TASK DIRECTIONS = Check each line of the listing below for the string "license", and copy the ones that have it.

PROVIDED RECORDS =
----------
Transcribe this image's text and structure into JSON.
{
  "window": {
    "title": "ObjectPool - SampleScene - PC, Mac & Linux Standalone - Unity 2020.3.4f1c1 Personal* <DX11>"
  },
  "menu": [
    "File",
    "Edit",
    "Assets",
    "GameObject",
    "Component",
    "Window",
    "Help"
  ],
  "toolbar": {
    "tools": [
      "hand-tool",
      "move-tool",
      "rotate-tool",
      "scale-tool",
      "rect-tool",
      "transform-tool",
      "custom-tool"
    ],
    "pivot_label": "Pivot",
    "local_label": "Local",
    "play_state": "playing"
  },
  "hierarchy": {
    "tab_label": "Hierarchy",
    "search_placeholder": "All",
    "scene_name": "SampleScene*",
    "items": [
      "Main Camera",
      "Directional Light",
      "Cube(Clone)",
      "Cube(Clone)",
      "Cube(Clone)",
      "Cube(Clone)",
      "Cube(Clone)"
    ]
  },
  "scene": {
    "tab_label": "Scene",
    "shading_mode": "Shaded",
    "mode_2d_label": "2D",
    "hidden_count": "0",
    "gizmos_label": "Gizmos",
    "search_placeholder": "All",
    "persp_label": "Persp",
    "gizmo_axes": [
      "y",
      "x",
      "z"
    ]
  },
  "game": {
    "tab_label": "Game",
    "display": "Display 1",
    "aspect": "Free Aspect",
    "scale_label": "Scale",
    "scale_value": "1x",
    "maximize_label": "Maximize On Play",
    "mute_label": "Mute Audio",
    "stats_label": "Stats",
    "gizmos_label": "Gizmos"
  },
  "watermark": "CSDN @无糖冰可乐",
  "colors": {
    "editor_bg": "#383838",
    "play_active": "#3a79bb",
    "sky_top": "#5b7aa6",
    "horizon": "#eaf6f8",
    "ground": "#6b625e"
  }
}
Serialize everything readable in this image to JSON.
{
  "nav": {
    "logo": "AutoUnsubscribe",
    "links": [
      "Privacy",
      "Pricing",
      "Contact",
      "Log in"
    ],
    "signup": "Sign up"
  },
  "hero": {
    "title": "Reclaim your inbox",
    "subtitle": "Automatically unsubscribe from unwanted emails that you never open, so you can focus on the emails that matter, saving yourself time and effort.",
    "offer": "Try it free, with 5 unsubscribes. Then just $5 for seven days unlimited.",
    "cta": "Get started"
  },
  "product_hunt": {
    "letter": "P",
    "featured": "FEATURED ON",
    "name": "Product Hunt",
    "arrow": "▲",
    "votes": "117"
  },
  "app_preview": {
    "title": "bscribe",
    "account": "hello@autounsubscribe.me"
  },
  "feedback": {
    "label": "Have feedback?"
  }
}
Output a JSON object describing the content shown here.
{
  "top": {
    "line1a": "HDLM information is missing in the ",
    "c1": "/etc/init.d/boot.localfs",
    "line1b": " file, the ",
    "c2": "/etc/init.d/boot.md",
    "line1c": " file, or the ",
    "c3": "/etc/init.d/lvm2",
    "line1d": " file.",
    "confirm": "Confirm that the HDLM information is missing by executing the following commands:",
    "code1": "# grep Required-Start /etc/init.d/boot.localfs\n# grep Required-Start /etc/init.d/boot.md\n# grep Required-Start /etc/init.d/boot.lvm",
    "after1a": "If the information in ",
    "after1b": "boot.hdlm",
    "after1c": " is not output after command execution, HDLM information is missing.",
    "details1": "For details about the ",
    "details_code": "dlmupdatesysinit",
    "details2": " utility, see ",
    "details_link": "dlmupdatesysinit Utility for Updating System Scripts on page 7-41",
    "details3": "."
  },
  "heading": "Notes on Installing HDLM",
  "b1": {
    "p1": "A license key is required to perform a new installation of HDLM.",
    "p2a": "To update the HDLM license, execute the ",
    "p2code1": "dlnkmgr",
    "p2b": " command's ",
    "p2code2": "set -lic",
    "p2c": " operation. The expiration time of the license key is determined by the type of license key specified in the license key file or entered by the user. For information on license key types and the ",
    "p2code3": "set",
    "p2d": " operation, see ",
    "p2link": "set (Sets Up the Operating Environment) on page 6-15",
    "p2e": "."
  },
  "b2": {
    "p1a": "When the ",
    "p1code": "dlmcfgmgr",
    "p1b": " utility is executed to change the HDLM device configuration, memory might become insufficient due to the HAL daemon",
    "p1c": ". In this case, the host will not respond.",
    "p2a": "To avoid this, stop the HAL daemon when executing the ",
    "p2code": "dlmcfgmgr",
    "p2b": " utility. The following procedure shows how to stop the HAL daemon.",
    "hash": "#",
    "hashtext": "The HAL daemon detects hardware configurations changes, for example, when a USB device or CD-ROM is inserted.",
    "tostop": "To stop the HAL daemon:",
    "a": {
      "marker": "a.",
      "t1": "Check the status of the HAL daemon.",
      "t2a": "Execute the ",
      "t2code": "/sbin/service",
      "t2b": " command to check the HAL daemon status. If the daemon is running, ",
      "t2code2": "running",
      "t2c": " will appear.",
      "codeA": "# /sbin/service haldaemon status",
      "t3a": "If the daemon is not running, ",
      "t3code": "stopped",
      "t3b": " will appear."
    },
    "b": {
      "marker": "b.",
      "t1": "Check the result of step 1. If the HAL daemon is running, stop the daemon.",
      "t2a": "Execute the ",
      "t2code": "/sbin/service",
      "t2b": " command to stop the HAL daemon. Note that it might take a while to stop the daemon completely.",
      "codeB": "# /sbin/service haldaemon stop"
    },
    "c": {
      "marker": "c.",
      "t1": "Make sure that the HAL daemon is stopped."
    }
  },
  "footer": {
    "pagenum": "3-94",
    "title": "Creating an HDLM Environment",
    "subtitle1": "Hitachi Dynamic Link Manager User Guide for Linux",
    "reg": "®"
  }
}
----------
RESULT OF THIS EXERCISE =
    "p1": "A license key is required to perform a new installation of HDLM.",
    "p2a": "To update the HDLM license, execute the ",
    "p2c": " operation. The expiration time of the license key is determined by the type of license key specified in the license key file or entered by the user. For information on license key types and the ",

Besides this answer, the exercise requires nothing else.